EXERCISE TASK:
Copy every record word for word.

## begin RECORDS

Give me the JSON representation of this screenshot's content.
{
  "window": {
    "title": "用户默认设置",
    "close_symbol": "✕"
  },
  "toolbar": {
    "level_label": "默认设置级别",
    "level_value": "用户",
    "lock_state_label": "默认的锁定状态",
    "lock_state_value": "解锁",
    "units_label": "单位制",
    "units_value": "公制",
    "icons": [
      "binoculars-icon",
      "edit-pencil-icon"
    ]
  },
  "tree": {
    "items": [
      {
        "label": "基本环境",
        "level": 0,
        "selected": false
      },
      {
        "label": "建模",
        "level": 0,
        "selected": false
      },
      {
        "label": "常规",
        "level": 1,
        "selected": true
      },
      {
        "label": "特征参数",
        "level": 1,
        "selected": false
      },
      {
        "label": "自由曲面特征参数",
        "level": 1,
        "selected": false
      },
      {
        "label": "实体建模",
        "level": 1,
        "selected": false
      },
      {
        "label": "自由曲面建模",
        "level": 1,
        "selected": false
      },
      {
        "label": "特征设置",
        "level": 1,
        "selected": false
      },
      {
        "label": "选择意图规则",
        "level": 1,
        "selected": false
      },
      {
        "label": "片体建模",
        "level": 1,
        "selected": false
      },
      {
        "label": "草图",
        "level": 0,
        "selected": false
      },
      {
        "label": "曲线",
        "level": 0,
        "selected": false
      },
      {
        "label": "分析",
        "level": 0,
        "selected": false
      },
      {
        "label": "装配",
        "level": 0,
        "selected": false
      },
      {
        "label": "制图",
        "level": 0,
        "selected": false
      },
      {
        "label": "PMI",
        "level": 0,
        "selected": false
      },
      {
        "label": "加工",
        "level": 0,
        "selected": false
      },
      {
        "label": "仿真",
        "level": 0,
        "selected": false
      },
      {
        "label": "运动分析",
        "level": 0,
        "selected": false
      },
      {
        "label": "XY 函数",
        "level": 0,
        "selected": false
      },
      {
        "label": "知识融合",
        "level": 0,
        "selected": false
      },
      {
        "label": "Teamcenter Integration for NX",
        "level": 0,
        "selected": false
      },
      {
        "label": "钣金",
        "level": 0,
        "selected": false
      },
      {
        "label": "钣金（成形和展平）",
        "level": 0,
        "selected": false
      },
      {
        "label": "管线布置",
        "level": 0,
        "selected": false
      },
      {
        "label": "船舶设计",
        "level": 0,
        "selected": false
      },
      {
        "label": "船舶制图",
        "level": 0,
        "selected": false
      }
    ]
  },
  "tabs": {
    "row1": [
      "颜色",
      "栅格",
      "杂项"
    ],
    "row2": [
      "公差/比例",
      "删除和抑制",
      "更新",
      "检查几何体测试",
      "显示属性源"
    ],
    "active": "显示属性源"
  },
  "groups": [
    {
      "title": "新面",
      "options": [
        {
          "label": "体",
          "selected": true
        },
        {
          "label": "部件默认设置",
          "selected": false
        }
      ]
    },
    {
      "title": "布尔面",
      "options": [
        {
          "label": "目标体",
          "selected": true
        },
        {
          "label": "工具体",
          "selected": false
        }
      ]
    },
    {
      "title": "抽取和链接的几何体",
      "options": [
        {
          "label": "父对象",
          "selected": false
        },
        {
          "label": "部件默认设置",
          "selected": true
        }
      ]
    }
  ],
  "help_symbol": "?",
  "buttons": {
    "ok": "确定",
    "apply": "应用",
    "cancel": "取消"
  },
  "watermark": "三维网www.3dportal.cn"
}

## end RECORDS

RESPONSE:
Give me the JSON representation of this screenshot's content.
{
  "window": {
    "title": "用户默认设置",
    "close_symbol": "✕"
  },
  "toolbar": {
    "level_label": "默认设置级别",
    "level_value": "用户",
    "lock_state_label": "默认的锁定状态",
    "lock_state_value": "解锁",
    "units_label": "单位制",
    "units_value": "公制",
    "icons": [
      "binoculars-icon",
      "edit-pencil-icon"
    ]
  },
  "tree": {
    "items": [
      {
        "label": "基本环境",
        "level": 0,
        "selected": false
      },
      {
        "label": "建模",
        "level": 0,
        "selected": false
      },
      {
        "label": "常规",
        "level": 1,
        "selected": true
      },
      {
        "label": "特征参数",
        "level": 1,
        "selected": false
      },
      {
        "label": "自由曲面特征参数",
        "level": 1,
        "selected": false
      },
      {
        "label": "实体建模",
        "level": 1,
        "selected": false
      },
      {
        "label": "自由曲面建模",
        "level": 1,
        "selected": false
      },
      {
        "label": "特征设置",
        "level": 1,
        "selected": false
      },
      {
        "label": "选择意图规则",
        "level": 1,
        "selected": false
      },
      {
        "label": "片体建模",
        "level": 1,
        "selected": false
      },
      {
        "label": "草图",
        "level": 0,
        "selected": false
      },
      {
        "label": "曲线",
        "level": 0,
        "selected": false
      },
      {
        "label": "分析",
        "level": 0,
        "selected": false
      },
      {
        "label": "装配",
        "level": 0,
        "selected": false
      },
      {
        "label": "制图",
        "level": 0,
        "selected": false
      },
      {
        "label": "PMI",
        "level": 0,
        "selected": false
      },
      {
        "label": "加工",
        "level": 0,
        "selected": false
      },
      {
        "label": "仿真",
        "level": 0,
        "selected": false
      },
      {
        "label": "运动分析",
        "level": 0,
        "selected": false
      },
      {
        "label": "XY 函数",
        "level": 0,
        "selected": false
      },
      {
        "label": "知识融合",
        "level": 0,
        "selected": false
      },
      {
        "label": "Teamcenter Integration for NX",
        "level": 0,
        "selected": false
      },
      {
        "label": "钣金",
        "level": 0,
        "selected": false
      },
      {
        "label": "钣金（成形和展平）",
        "level": 0,
        "selected": false
      },
      {
        "label": "管线布置",
        "level": 0,
        "selected": false
      },
      {
        "label": "船舶设计",
        "level": 0,
        "selected": false
      },
      {
        "label": "船舶制图",
        "level": 0,
        "selected": false
      }
    ]
  },
  "tabs": {
    "row1": [
      "颜色",
      "栅格",
      "杂项"
    ],
    "row2": [
      "公差/比例",
      "删除和抑制",
      "更新",
      "检查几何体测试",
      "显示属性源"
    ],
    "active": "显示属性源"
  },
  "groups": [
    {
      "title": "新面",
      "options": [
        {
          "label": "体",
          "selected": true
        },
        {
          "label": "部件默认设置",
          "selected": false
        }
      ]
    },
    {
      "title": "布尔面",
      "options": [
        {
          "label": "目标体",
          "selected": true
        },
        {
          "label": "工具体",
          "selected": false
        }
      ]
    },
    {
      "title": "抽取和链接的几何体",
      "options": [
        {
          "label": "父对象",
          "selected": false
        },
        {
          "label": "部件默认设置",
          "selected": true
        }
      ]
    }
  ],
  "help_symbol": "?",
  "buttons": {
    "ok": "确定",
    "apply": "应用",
    "cancel": "取消"
  },
  "watermark": "三维网www.3dportal.cn"
}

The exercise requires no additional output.